===== EXERCISE INPUTS =====

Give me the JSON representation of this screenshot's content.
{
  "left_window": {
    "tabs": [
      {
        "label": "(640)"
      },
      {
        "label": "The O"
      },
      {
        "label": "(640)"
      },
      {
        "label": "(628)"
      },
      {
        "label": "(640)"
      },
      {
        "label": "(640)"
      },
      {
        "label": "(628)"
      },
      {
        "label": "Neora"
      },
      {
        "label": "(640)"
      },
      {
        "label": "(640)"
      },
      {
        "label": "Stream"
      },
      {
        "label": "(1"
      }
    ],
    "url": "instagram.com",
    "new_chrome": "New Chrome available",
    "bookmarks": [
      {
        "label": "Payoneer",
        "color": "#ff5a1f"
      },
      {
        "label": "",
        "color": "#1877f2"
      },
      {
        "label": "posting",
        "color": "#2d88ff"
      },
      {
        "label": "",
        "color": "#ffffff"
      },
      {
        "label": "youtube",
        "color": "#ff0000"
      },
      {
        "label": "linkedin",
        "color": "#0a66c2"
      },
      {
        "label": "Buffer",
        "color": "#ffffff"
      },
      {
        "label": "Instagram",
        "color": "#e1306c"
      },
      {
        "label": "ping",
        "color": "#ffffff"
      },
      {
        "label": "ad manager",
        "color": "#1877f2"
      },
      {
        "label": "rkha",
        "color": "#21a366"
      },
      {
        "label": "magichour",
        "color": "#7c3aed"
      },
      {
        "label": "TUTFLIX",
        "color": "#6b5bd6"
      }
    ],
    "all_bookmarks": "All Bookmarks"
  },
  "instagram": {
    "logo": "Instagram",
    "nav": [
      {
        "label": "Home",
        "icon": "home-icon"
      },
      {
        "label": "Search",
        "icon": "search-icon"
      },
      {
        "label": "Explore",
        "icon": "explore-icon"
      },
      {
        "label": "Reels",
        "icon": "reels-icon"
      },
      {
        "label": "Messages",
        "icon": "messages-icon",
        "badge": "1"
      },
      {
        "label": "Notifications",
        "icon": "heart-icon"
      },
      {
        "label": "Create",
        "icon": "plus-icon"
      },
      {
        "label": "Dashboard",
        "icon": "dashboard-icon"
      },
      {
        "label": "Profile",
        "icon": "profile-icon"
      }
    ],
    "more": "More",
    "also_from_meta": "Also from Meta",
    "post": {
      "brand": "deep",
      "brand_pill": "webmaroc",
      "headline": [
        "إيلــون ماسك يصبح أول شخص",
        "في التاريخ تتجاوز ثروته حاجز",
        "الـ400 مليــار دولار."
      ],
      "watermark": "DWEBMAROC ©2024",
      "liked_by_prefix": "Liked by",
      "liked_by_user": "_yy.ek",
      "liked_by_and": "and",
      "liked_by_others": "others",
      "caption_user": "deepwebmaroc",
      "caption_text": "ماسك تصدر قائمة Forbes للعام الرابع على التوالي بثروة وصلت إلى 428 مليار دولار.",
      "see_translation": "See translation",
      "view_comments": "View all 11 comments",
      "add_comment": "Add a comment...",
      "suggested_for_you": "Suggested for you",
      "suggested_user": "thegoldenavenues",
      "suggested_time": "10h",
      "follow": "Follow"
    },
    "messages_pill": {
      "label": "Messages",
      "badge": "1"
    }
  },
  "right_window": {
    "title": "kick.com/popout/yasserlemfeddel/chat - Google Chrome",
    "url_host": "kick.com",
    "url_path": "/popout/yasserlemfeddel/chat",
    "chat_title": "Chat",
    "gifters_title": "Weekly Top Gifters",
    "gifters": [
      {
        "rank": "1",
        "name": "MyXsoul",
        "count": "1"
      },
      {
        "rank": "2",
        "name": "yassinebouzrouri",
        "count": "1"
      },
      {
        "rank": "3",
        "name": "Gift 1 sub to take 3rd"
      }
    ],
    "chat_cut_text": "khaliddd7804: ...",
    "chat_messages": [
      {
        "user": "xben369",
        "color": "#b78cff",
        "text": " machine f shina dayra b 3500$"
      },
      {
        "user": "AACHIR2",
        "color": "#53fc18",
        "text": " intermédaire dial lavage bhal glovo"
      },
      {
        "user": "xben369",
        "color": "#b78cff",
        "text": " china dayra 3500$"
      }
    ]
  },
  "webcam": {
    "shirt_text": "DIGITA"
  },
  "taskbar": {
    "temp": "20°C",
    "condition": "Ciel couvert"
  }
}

=====

> _WHAT THE EXERCISE ASKS_
Extract all of the data exactly as written.

> _FINAL RESULT_
Give me the JSON representation of this screenshot's content.
{
  "left_window": {
    "tabs": [
      {
        "label": "(640)"
      },
      {
        "label": "The O"
      },
      {
        "label": "(640)"
      },
      {
        "label": "(628)"
      },
      {
        "label": "(640)"
      },
      {
        "label": "(640)"
      },
      {
        "label": "(628)"
      },
      {
        "label": "Neora"
      },
      {
        "label": "(640)"
      },
      {
        "label": "(640)"
      },
      {
        "label": "Stream"
      },
      {
        "label": "(1"
      }
    ],
    "url": "instagram.com",
    "new_chrome": "New Chrome available",
    "bookmarks": [
      {
        "label": "Payoneer",
        "color": "#ff5a1f"
      },
      {
        "label": "",
        "color": "#1877f2"
      },
      {
        "label": "posting",
        "color": "#2d88ff"
      },
      {
        "label": "",
        "color": "#ffffff"
      },
      {
        "label": "youtube",
        "color": "#ff0000"
      },
      {
        "label": "linkedin",
        "color": "#0a66c2"
      },
      {
        "label": "Buffer",
        "color": "#ffffff"
      },
      {
        "label": "Instagram",
        "color": "#e1306c"
      },
      {
        "label": "ping",
        "color": "#ffffff"
      },
      {
        "label": "ad manager",
        "color": "#1877f2"
      },
      {
        "label": "rkha",
        "color": "#21a366"
      },
      {
        "label": "magichour",
        "color": "#7c3aed"
      },
      {
        "label": "TUTFLIX",
        "color": "#6b5bd6"
      }
    ],
    "all_bookmarks": "All Bookmarks"
  },
  "instagram": {
    "logo": "Instagram",
    "nav": [
      {
        "label": "Home",
        "icon": "home-icon"
      },
      {
        "label": "Search",
        "icon": "search-icon"
      },
      {
        "label": "Explore",
        "icon": "explore-icon"
      },
      {
        "label": "Reels",
        "icon": "reels-icon"
      },
      {
        "label": "Messages",
        "icon": "messages-icon",
        "badge": "1"
      },
      {
        "label": "Notifications",
        "icon": "heart-icon"
      },
      {
        "label": "Create",
        "icon": "plus-icon"
      },
      {
        "label": "Dashboard",
        "icon": "dashboard-icon"
      },
      {
        "label": "Profile",
        "icon": "profile-icon"
      }
    ],
    "more": "More",
    "also_from_meta": "Also from Meta",
    "post": {
      "brand": "deep",
      "brand_pill": "webmaroc",
      "headline": [
        "إيلــون ماسك يصبح أول شخص",
        "في التاريخ تتجاوز ثروته حاجز",
        "الـ400 مليــار دولار."
      ],
      "watermark": "DWEBMAROC ©2024",
      "liked_by_prefix": "Liked by",
      "liked_by_user": "_yy.ek",
      "liked_by_and": "and",
      "liked_by_others": "others",
      "caption_user": "deepwebmaroc",
      "caption_text": "ماسك تصدر قائمة Forbes للعام الرابع على التوالي بثروة وصلت إلى 428 مليار دولار.",
      "see_translation": "See translation",
      "view_comments": "View all 11 comments",
      "add_comment": "Add a comment...",
      "suggested_for_you": "Suggested for you",
      "suggested_user": "thegoldenavenues",
      "suggested_time": "10h",
      "follow": "Follow"
    },
    "messages_pill": {
      "label": "Messages",
      "badge": "1"
    }
  },
  "right_window": {
    "title": "kick.com/popout/yasserlemfeddel/chat - Google Chrome",
    "url_host": "kick.com",
    "url_path": "/popout/yasserlemfeddel/chat",
    "chat_title": "Chat",
    "gifters_title": "Weekly Top Gifters",
    "gifters": [
      {
        "rank": "1",
        "name": "MyXsoul",
        "count": "1"
      },
      {
        "rank": "2",
        "name": "yassinebouzrouri",
        "count": "1"
      },
      {
        "rank": "3",
        "name": "Gift 1 sub to take 3rd"
      }
    ],
    "chat_cut_text": "khaliddd7804: ...",
    "chat_messages": [
      {
        "user": "xben369",
        "color": "#b78cff",
        "text": " machine f shina dayra b 3500$"
      },
      {
        "user": "AACHIR2",
        "color": "#53fc18",
        "text": " intermédaire dial lavage bhal glovo"
      },
      {
        "user": "xben369",
        "color": "#b78cff",
        "text": " china dayra 3500$"
      }
    ]
  },
  "webcam": {
    "shirt_text": "DIGITA"
  },
  "taskbar": {
    "temp": "20°C",
    "condition": "Ciel couvert"
  }
}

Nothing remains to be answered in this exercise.